◆ INSTRUCTION: The complete listing should be restated exactly.

[Stored dataset items]
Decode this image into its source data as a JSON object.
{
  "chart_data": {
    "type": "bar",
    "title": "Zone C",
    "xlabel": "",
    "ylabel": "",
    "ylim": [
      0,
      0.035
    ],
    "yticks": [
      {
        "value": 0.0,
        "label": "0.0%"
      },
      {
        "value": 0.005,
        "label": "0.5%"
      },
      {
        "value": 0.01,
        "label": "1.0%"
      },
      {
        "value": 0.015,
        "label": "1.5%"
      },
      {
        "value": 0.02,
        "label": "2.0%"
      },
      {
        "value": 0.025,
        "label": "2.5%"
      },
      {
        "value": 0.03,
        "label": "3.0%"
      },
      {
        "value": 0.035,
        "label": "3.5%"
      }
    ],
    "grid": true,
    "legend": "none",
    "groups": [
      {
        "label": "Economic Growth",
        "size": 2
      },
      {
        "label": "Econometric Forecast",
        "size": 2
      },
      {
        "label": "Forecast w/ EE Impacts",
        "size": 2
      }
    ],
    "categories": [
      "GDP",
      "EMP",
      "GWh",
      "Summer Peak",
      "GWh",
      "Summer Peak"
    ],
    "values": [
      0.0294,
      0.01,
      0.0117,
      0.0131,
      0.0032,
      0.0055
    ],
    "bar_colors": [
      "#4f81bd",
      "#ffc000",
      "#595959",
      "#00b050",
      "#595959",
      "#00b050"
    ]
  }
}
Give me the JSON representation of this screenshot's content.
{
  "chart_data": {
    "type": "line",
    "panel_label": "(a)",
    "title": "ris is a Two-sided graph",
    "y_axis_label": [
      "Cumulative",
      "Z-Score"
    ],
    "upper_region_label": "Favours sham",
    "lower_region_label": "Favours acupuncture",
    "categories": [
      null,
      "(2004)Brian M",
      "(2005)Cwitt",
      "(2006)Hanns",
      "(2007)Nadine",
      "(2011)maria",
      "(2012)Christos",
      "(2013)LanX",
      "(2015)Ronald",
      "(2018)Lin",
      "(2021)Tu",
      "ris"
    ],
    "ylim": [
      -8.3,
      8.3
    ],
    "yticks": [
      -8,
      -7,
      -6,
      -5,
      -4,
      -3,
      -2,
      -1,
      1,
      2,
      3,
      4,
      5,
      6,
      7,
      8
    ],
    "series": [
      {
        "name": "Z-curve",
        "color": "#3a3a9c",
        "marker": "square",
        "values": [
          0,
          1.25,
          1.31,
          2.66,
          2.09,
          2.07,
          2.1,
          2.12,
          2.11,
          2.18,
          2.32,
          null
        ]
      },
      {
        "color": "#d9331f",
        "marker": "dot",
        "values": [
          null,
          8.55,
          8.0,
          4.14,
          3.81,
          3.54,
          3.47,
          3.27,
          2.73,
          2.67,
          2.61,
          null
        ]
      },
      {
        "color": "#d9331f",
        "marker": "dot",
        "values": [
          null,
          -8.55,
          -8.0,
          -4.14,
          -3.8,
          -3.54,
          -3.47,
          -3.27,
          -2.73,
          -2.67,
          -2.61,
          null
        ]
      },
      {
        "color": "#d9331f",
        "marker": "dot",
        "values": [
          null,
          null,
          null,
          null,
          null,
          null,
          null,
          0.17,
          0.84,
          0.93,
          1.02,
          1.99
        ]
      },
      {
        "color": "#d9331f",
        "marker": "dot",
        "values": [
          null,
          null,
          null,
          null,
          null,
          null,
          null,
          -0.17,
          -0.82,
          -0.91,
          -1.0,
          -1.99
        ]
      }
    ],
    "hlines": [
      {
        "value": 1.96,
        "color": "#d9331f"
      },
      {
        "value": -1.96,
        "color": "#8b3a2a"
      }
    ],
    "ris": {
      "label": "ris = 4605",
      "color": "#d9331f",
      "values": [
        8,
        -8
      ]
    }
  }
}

◆ RESPONSE TO THE TASK:
Decode this image into its source data as a JSON object.
{
  "chart_data": {
    "type": "bar",
    "title": "Zone C",
    "xlabel": "",
    "ylabel": "",
    "ylim": [
      0,
      0.035
    ],
    "yticks": [
      {
        "value": 0.0,
        "label": "0.0%"
      },
      {
        "value": 0.005,
        "label": "0.5%"
      },
      {
        "value": 0.01,
        "label": "1.0%"
      },
      {
        "value": 0.015,
        "label": "1.5%"
      },
      {
        "value": 0.02,
        "label": "2.0%"
      },
      {
        "value": 0.025,
        "label": "2.5%"
      },
      {
        "value": 0.03,
        "label": "3.0%"
      },
      {
        "value": 0.035,
        "label": "3.5%"
      }
    ],
    "grid": true,
    "legend": "none",
    "groups": [
      {
        "label": "Economic Growth",
        "size": 2
      },
      {
        "label": "Econometric Forecast",
        "size": 2
      },
      {
        "label": "Forecast w/ EE Impacts",
        "size": 2
      }
    ],
    "categories": [
      "GDP",
      "EMP",
      "GWh",
      "Summer Peak",
      "GWh",
      "Summer Peak"
    ],
    "values": [
      0.0294,
      0.01,
      0.0117,
      0.0131,
      0.0032,
      0.0055
    ],
    "bar_colors": [
      "#4f81bd",
      "#ffc000",
      "#595959",
      "#00b050",
      "#595959",
      "#00b050"
    ]
  }
}
Give me the JSON representation of this screenshot's content.
{
  "chart_data": {
    "type": "line",
    "panel_label": "(a)",
    "title": "ris is a Two-sided graph",
    "y_axis_label": [
      "Cumulative",
      "Z-Score"
    ],
    "upper_region_label": "Favours sham",
    "lower_region_label": "Favours acupuncture",
    "categories": [
      null,
      "(2004)Brian M",
      "(2005)Cwitt",
      "(2006)Hanns",
      "(2007)Nadine",
      "(2011)maria",
      "(2012)Christos",
      "(2013)LanX",
      "(2015)Ronald",
      "(2018)Lin",
      "(2021)Tu",
      "ris"
    ],
    "ylim": [
      -8.3,
      8.3
    ],
    "yticks": [
      -8,
      -7,
      -6,
      -5,
      -4,
      -3,
      -2,
      -1,
      1,
      2,
      3,
      4,
      5,
      6,
      7,
      8
    ],
    "series": [
      {
        "name": "Z-curve",
        "color": "#3a3a9c",
        "marker": "square",
        "values": [
          0,
          1.25,
          1.31,
          2.66,
          2.09,
          2.07,
          2.1,
          2.12,
          2.11,
          2.18,
          2.32,
          null
        ]
      },
      {
        "color": "#d9331f",
        "marker": "dot",
        "values": [
          null,
          8.55,
          8.0,
          4.14,
          3.81,
          3.54,
          3.47,
          3.27,
          2.73,
          2.67,
          2.61,
          null
        ]
      },
      {
        "color": "#d9331f",
        "marker": "dot",
        "values": [
          null,
          -8.55,
          -8.0,
          -4.14,
          -3.8,
          -3.54,
          -3.47,
          -3.27,
          -2.73,
          -2.67,
          -2.61,
          null
        ]
      },
      {
        "color": "#d9331f",
        "marker": "dot",
        "values": [
          null,
          null,
          null,
          null,
          null,
          null,
          null,
          0.17,
          0.84,
          0.93,
          1.02,
          1.99
        ]
      },
      {
        "color": "#d9331f",
        "marker": "dot",
        "values": [
          null,
          null,
          null,
          null,
          null,
          null,
          null,
          -0.17,
          -0.82,
          -0.91,
          -1.0,
          -1.99
        ]
      }
    ],
    "hlines": [
      {
        "value": 1.96,
        "color": "#d9331f"
      },
      {
        "value": -1.96,
        "color": "#8b3a2a"
      }
    ],
    "ris": {
      "label": "ris = 4605",
      "color": "#d9331f",
      "values": [
        8,
        -8
      ]
    }
  }
}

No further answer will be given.